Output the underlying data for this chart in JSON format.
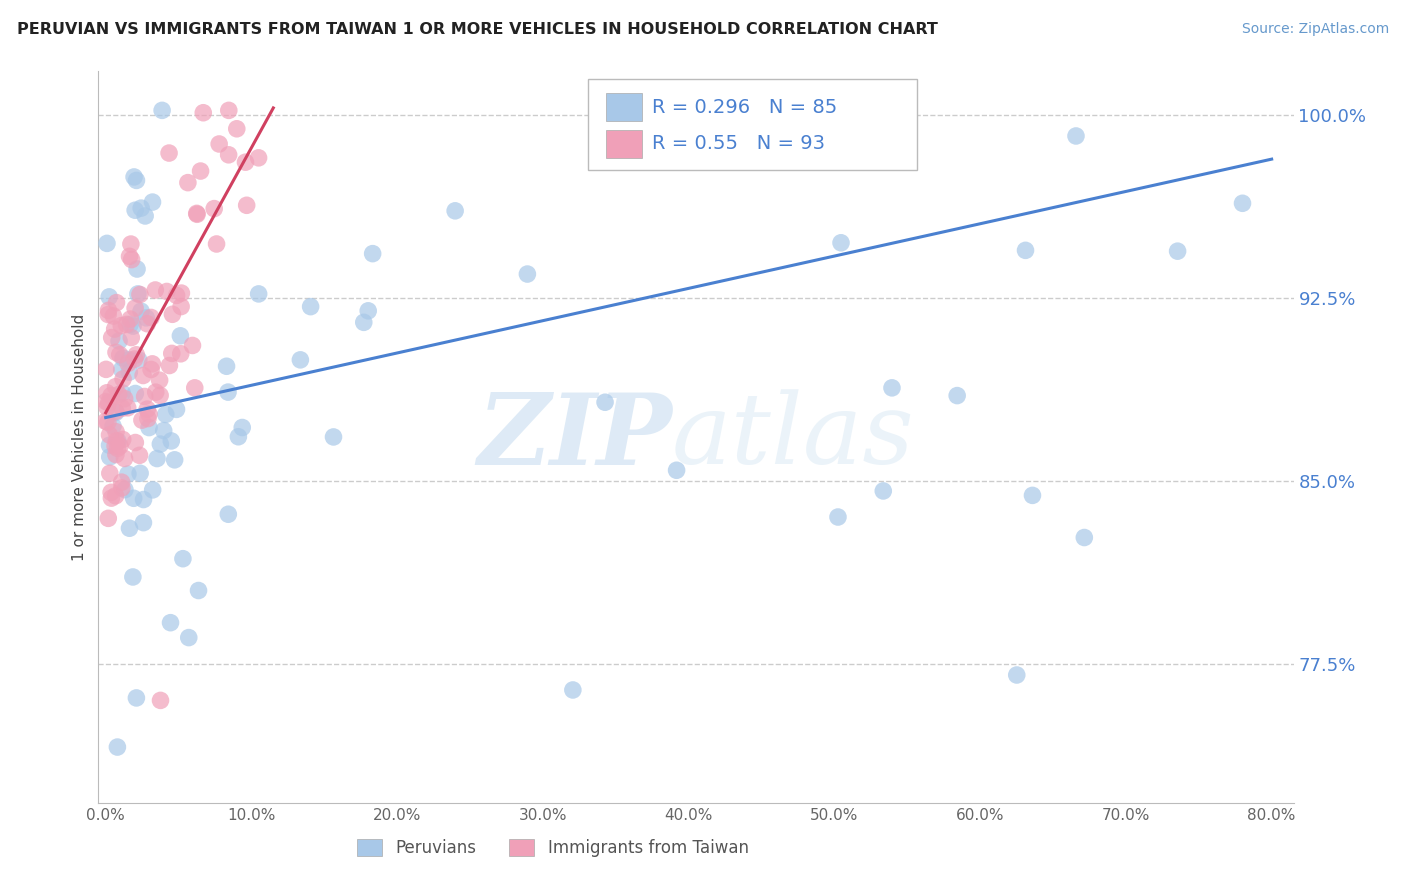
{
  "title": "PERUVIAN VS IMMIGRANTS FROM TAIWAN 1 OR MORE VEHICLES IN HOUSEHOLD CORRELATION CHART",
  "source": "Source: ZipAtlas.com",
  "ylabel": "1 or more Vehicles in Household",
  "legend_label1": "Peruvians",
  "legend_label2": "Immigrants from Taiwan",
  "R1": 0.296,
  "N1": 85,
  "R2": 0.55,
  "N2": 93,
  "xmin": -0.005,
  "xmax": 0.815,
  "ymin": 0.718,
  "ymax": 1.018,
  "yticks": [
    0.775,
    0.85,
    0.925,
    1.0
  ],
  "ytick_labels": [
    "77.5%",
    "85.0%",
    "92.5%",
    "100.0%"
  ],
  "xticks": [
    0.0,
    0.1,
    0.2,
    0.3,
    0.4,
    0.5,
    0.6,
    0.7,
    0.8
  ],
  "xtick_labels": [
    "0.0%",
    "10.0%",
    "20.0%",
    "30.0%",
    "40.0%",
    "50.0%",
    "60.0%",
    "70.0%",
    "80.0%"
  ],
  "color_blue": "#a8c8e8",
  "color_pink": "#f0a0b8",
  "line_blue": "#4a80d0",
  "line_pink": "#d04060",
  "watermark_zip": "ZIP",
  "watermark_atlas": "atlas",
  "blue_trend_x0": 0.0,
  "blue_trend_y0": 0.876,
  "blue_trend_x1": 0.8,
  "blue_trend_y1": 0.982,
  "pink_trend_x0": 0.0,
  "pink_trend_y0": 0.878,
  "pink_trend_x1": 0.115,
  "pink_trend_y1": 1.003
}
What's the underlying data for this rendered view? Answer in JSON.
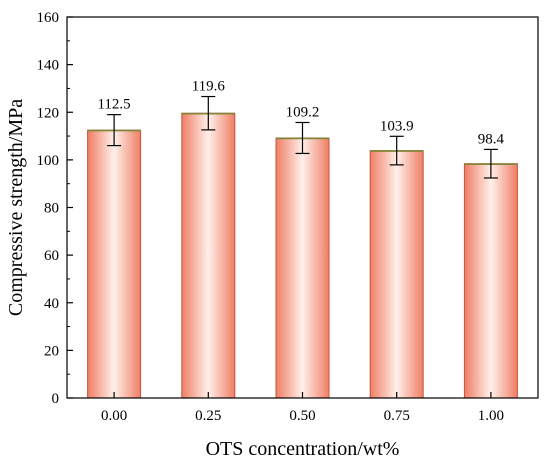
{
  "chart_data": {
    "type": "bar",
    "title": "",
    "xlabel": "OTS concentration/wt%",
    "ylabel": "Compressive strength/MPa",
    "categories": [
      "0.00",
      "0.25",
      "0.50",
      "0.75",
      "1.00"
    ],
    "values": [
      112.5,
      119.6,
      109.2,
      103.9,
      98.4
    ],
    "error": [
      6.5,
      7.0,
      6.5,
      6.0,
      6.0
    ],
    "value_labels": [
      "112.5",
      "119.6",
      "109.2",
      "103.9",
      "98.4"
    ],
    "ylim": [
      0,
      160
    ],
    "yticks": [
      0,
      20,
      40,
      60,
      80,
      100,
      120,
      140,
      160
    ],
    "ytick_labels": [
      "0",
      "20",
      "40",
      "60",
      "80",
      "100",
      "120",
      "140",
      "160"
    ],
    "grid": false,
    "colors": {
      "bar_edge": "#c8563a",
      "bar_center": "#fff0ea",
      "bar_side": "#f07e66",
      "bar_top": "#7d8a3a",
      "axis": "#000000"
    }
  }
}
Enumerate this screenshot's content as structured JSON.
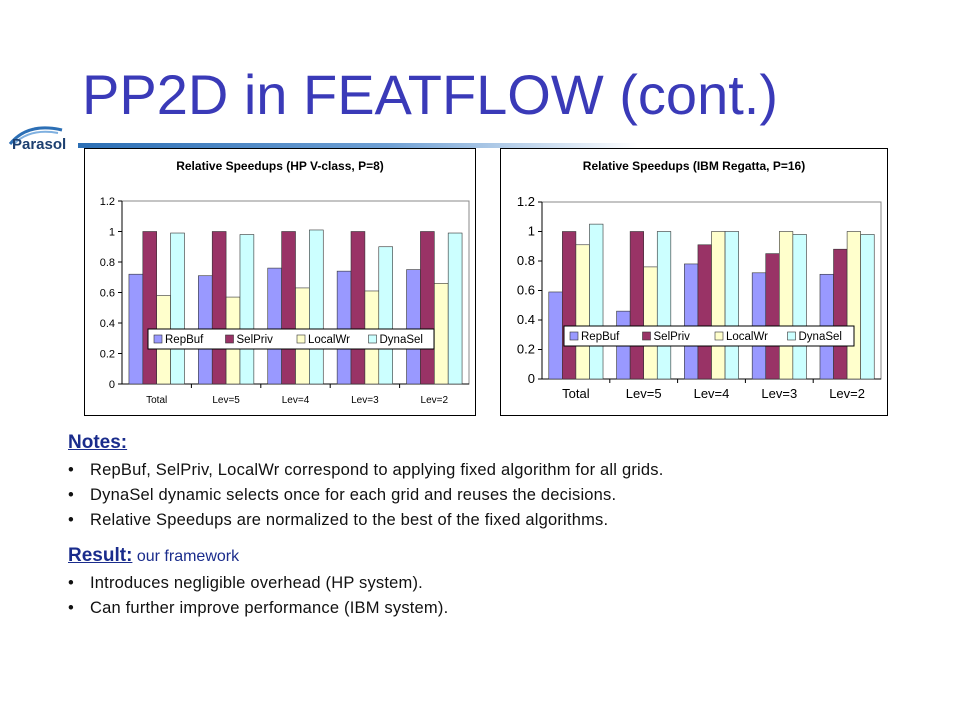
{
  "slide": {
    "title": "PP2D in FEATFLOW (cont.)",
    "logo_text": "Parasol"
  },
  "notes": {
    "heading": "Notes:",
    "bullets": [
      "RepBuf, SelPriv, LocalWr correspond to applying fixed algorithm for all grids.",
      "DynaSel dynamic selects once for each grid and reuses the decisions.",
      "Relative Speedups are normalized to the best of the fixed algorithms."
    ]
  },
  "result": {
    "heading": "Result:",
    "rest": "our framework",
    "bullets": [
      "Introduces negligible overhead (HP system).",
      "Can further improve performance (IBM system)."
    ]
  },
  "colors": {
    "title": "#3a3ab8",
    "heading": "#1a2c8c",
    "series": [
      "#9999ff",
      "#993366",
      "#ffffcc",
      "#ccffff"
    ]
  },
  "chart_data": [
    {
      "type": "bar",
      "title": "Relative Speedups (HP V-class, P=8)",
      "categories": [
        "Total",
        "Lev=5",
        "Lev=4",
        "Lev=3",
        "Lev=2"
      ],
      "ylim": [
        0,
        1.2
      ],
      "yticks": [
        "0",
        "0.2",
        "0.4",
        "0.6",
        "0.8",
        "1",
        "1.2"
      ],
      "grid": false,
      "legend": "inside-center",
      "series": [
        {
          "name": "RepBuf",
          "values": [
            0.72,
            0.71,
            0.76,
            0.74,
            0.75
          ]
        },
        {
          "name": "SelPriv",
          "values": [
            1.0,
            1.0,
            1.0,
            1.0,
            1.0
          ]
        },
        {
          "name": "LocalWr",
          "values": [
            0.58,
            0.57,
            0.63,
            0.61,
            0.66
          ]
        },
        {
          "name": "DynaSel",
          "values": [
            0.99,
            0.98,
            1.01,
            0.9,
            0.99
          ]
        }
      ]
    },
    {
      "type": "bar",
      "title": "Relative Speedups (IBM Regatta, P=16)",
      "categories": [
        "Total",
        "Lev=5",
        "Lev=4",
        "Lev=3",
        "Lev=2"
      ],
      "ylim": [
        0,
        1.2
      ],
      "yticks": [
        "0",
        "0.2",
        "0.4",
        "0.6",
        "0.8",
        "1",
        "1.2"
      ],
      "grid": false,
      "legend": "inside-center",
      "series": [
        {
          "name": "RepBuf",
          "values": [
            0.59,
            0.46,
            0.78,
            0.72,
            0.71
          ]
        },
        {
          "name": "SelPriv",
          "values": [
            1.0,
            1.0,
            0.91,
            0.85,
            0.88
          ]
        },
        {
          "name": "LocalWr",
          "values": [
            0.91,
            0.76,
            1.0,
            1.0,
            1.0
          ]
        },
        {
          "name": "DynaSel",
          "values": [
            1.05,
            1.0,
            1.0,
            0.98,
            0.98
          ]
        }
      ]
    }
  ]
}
○ ○ ○
Aim: Leave the pictures out and print the records above exactly as they stand.

Output for this exercise:
Output the underlying data for this chart in JSON format.
{
  "title": "PERUVIAN VS IMMIGRANTS FROM TAIWAN 1 OR MORE VEHICLES IN HOUSEHOLD CORRELATION CHART",
  "source": "Source: ZipAtlas.com",
  "ylabel": "1 or more Vehicles in Household",
  "legend_label1": "Peruvians",
  "legend_label2": "Immigrants from Taiwan",
  "R1": 0.296,
  "N1": 85,
  "R2": 0.55,
  "N2": 93,
  "xmin": -0.005,
  "xmax": 0.815,
  "ymin": 0.718,
  "ymax": 1.018,
  "yticks": [
    0.775,
    0.85,
    0.925,
    1.0
  ],
  "ytick_labels": [
    "77.5%",
    "85.0%",
    "92.5%",
    "100.0%"
  ],
  "xticks": [
    0.0,
    0.1,
    0.2,
    0.3,
    0.4,
    0.5,
    0.6,
    0.7,
    0.8
  ],
  "xtick_labels": [
    "0.0%",
    "10.0%",
    "20.0%",
    "30.0%",
    "40.0%",
    "50.0%",
    "60.0%",
    "70.0%",
    "80.0%"
  ],
  "color_blue": "#a8c8e8",
  "color_pink": "#f0a0b8",
  "line_blue": "#4a80d0",
  "line_pink": "#d04060",
  "watermark_zip": "ZIP",
  "watermark_atlas": "atlas",
  "blue_trend_x0": 0.0,
  "blue_trend_y0": 0.876,
  "blue_trend_x1": 0.8,
  "blue_trend_y1": 0.982,
  "pink_trend_x0": 0.0,
  "pink_trend_y0": 0.878,
  "pink_trend_x1": 0.115,
  "pink_trend_y1": 1.003
}
What's the underlying data for this rendered view? Answer in JSON.
{
  "chart_data": {
    "type": "bar",
    "title": "",
    "xlabel": "OTS concentration/wt%",
    "ylabel": "Compressive strength/MPa",
    "categories": [
      "0.00",
      "0.25",
      "0.50",
      "0.75",
      "1.00"
    ],
    "values": [
      112.5,
      119.6,
      109.2,
      103.9,
      98.4
    ],
    "error": [
      6.5,
      7.0,
      6.5,
      6.0,
      6.0
    ],
    "value_labels": [
      "112.5",
      "119.6",
      "109.2",
      "103.9",
      "98.4"
    ],
    "ylim": [
      0,
      160
    ],
    "yticks": [
      0,
      20,
      40,
      60,
      80,
      100,
      120,
      140,
      160
    ],
    "ytick_labels": [
      "0",
      "20",
      "40",
      "60",
      "80",
      "100",
      "120",
      "140",
      "160"
    ],
    "grid": false,
    "colors": {
      "bar_edge": "#c8563a",
      "bar_center": "#fff0ea",
      "bar_side": "#f07e66",
      "bar_top": "#7d8a3a",
      "axis": "#000000"
    }
  }
}
Enumerate this screenshot's content as structured JSON.
{
  "slide": {
    "title": "PP2D in FEATFLOW (cont.)",
    "logo_text": "Parasol"
  },
  "notes": {
    "heading": "Notes:",
    "bullets": [
      "RepBuf, SelPriv, LocalWr correspond to applying fixed algorithm for all grids.",
      "DynaSel dynamic selects once for each grid and reuses the decisions.",
      "Relative Speedups are normalized to the best of the fixed algorithms."
    ]
  },
  "result": {
    "heading": "Result:",
    "rest": "our framework",
    "bullets": [
      "Introduces negligible overhead (HP system).",
      "Can further improve performance (IBM system)."
    ]
  },
  "colors": {
    "title": "#3a3ab8",
    "heading": "#1a2c8c",
    "series": [
      "#9999ff",
      "#993366",
      "#ffffcc",
      "#ccffff"
    ]
  },
  "chart_data": [
    {
      "type": "bar",
      "title": "Relative Speedups (HP V-class, P=8)",
      "categories": [
        "Total",
        "Lev=5",
        "Lev=4",
        "Lev=3",
        "Lev=2"
      ],
      "ylim": [
        0,
        1.2
      ],
      "yticks": [
        "0",
        "0.2",
        "0.4",
        "0.6",
        "0.8",
        "1",
        "1.2"
      ],
      "grid": false,
      "legend": "inside-center",
      "series": [
        {
          "name": "RepBuf",
          "values": [
            0.72,
            0.71,
            0.76,
            0.74,
            0.75
          ]
        },
        {
          "name": "SelPriv",
          "values": [
            1.0,
            1.0,
            1.0,
            1.0,
            1.0
          ]
        },
        {
          "name": "LocalWr",
          "values": [
            0.58,
            0.57,
            0.63,
            0.61,
            0.66
          ]
        },
        {
          "name": "DynaSel",
          "values": [
            0.99,
            0.98,
            1.01,
            0.9,
            0.99
          ]
        }
      ]
    },
    {
      "type": "bar",
      "title": "Relative Speedups (IBM Regatta, P=16)",
      "categories": [
        "Total",
        "Lev=5",
        "Lev=4",
        "Lev=3",
        "Lev=2"
      ],
      "ylim": [
        0,
        1.2
      ],
      "yticks": [
        "0",
        "0.2",
        "0.4",
        "0.6",
        "0.8",
        "1",
        "1.2"
      ],
      "grid": false,
      "legend": "inside-center",
      "series": [
        {
          "name": "RepBuf",
          "values": [
            0.59,
            0.46,
            0.78,
            0.72,
            0.71
          ]
        },
        {
          "name": "SelPriv",
          "values": [
            1.0,
            1.0,
            0.91,
            0.85,
            0.88
          ]
        },
        {
          "name": "LocalWr",
          "values": [
            0.91,
            0.76,
            1.0,
            1.0,
            1.0
          ]
        },
        {
          "name": "DynaSel",
          "values": [
            1.05,
            1.0,
            1.0,
            0.98,
            0.98
          ]
        }
      ]
    }
  ]
}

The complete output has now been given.